TASK DIRECTIONS
All lines from the line containing "Give me a plain-text" up to and including the last line of the listing below should be echoed exactly; no other lines belong in the response.

··· INPUT

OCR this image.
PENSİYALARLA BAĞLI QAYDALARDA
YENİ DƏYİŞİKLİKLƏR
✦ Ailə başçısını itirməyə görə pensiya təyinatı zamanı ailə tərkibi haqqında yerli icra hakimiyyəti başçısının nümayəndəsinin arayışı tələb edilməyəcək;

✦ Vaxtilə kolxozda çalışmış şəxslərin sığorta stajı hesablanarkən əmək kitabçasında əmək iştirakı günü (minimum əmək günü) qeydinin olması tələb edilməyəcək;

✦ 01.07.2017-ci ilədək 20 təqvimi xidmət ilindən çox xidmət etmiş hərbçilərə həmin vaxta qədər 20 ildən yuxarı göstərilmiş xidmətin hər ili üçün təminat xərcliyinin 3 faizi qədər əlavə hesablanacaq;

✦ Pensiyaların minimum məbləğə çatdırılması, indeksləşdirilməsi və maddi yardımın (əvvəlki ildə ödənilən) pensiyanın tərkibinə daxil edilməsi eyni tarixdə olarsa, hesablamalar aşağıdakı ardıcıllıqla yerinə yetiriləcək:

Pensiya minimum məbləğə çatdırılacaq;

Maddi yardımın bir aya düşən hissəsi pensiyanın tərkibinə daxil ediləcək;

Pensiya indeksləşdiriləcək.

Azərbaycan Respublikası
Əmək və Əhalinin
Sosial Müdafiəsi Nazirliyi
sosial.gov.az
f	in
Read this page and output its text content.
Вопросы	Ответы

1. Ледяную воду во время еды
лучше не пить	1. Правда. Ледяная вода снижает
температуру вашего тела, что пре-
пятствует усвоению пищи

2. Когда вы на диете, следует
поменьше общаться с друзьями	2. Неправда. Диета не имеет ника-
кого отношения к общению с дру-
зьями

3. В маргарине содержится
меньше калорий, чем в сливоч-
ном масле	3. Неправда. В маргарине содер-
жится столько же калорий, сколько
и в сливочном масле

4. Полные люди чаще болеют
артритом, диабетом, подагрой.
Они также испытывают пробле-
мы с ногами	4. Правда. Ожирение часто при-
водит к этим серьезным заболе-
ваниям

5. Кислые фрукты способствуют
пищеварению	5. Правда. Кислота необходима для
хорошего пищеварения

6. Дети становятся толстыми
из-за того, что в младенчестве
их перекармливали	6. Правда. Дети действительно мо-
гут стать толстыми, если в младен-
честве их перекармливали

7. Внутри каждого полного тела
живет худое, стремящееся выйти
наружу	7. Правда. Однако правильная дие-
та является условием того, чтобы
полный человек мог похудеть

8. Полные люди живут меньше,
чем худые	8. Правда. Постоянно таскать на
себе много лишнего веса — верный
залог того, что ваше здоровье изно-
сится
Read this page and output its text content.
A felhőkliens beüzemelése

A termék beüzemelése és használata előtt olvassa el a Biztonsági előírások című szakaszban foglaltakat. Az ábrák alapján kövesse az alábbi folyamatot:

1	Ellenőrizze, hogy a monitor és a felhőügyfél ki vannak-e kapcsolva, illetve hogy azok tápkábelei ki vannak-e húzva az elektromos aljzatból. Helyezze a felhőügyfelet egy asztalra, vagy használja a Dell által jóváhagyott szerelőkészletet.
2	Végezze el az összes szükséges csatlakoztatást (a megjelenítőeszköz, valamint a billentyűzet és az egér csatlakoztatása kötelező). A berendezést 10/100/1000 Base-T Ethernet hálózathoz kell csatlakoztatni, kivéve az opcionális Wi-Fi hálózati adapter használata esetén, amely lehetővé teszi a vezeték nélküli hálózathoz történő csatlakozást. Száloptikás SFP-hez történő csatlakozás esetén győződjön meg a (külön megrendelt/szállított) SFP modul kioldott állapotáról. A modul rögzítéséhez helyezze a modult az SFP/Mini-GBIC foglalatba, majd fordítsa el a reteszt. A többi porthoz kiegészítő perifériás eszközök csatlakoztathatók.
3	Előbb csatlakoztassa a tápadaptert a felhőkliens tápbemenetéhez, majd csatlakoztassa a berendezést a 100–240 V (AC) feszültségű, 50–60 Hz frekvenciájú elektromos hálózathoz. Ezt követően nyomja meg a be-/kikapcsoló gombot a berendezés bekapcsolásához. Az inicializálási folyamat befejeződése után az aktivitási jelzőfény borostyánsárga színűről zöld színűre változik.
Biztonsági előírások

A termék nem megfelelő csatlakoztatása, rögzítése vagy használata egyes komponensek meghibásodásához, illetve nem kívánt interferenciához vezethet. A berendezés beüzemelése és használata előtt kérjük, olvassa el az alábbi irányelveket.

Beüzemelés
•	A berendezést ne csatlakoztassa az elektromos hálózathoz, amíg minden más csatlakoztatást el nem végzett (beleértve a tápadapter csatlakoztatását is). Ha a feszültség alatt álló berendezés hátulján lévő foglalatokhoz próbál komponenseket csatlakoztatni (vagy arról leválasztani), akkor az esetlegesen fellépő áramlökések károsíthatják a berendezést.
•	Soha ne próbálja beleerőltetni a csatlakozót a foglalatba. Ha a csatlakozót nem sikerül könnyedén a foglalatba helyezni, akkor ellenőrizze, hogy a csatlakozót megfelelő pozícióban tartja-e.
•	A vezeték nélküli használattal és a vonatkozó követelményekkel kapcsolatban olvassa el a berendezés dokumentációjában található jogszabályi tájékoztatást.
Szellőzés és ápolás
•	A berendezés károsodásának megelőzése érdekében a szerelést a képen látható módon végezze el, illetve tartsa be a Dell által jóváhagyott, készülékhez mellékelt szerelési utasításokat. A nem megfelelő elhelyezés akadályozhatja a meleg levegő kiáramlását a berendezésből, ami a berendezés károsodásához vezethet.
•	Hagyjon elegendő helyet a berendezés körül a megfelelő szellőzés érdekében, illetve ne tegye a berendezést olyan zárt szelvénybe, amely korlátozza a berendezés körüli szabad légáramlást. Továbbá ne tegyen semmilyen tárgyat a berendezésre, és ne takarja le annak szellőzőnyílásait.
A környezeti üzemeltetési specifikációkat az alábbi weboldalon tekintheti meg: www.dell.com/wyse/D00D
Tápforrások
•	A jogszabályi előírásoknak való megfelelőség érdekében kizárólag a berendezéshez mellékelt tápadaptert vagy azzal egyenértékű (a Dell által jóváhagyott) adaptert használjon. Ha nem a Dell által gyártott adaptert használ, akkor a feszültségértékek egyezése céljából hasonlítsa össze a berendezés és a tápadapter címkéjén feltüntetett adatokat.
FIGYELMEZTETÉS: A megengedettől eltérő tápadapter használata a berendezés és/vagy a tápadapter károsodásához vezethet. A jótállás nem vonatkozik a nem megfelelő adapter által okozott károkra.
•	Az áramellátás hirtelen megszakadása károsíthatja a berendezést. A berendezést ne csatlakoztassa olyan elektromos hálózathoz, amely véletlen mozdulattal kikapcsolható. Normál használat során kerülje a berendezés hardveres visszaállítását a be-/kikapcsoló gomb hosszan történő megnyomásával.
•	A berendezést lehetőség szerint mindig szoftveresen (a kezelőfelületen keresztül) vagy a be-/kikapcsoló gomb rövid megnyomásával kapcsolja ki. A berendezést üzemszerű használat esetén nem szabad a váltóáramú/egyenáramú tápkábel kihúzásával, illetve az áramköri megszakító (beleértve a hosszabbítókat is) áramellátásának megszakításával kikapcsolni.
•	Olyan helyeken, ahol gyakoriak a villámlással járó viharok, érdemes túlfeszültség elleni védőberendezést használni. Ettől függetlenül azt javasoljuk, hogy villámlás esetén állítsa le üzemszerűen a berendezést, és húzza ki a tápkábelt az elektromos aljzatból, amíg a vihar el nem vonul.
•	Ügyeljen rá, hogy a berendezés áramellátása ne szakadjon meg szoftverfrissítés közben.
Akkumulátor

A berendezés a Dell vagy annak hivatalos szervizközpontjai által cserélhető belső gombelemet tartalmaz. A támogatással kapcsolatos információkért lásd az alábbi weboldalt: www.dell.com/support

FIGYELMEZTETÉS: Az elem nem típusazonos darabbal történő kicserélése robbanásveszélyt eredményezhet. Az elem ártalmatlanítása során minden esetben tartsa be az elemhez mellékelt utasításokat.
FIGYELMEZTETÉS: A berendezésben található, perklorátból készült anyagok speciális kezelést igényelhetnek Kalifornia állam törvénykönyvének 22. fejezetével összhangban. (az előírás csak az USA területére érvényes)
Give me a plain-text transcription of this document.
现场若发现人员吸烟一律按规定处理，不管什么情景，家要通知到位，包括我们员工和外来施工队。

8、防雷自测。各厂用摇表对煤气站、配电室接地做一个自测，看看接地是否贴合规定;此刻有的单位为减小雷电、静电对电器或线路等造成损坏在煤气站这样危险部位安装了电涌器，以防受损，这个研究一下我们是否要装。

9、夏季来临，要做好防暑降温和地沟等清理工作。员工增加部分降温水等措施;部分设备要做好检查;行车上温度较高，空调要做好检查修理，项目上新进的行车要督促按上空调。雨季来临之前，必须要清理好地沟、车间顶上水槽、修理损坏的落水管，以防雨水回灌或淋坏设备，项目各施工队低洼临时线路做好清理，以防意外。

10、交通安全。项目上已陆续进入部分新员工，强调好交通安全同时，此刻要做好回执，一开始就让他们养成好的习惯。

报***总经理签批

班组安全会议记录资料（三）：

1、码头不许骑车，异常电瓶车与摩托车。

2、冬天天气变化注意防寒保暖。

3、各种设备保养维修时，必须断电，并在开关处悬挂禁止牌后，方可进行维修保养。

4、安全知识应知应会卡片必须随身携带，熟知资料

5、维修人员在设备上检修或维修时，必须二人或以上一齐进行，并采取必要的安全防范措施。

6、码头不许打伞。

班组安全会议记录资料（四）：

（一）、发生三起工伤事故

······

CORRECT RESULT
Give me a plain-text transcription of this document.
现场若发现人员吸烟一律按规定处理，不管什么情景，家要通知到位，包括我们员工和外来施工队。

8、防雷自测。各厂用摇表对煤气站、配电室接地做一个自测，看看接地是否贴合规定;此刻有的单位为减小雷电、静电对电器或线路等造成损坏在煤气站这样危险部位安装了电涌器，以防受损，这个研究一下我们是否要装。

9、夏季来临，要做好防暑降温和地沟等清理工作。员工增加部分降温水等措施;部分设备要做好检查;行车上温度较高，空调要做好检查修理，项目上新进的行车要督促按上空调。雨季来临之前，必须要清理好地沟、车间顶上水槽、修理损坏的落水管，以防雨水回灌或淋坏设备，项目各施工队低洼临时线路做好清理，以防意外。

10、交通安全。项目上已陆续进入部分新员工，强调好交通安全同时，此刻要做好回执，一开始就让他们养成好的习惯。

报***总经理签批

班组安全会议记录资料（三）：

1、码头不许骑车，异常电瓶车与摩托车。

2、冬天天气变化注意防寒保暖。

3、各种设备保养维修时，必须断电，并在开关处悬挂禁止牌后，方可进行维修保养。

4、安全知识应知应会卡片必须随身携带，熟知资料

5、维修人员在设备上检修或维修时，必须二人或以上一齐进行，并采取必要的安全防范措施。

6、码头不许打伞。

班组安全会议记录资料（四）：

（一）、发生三起工伤事故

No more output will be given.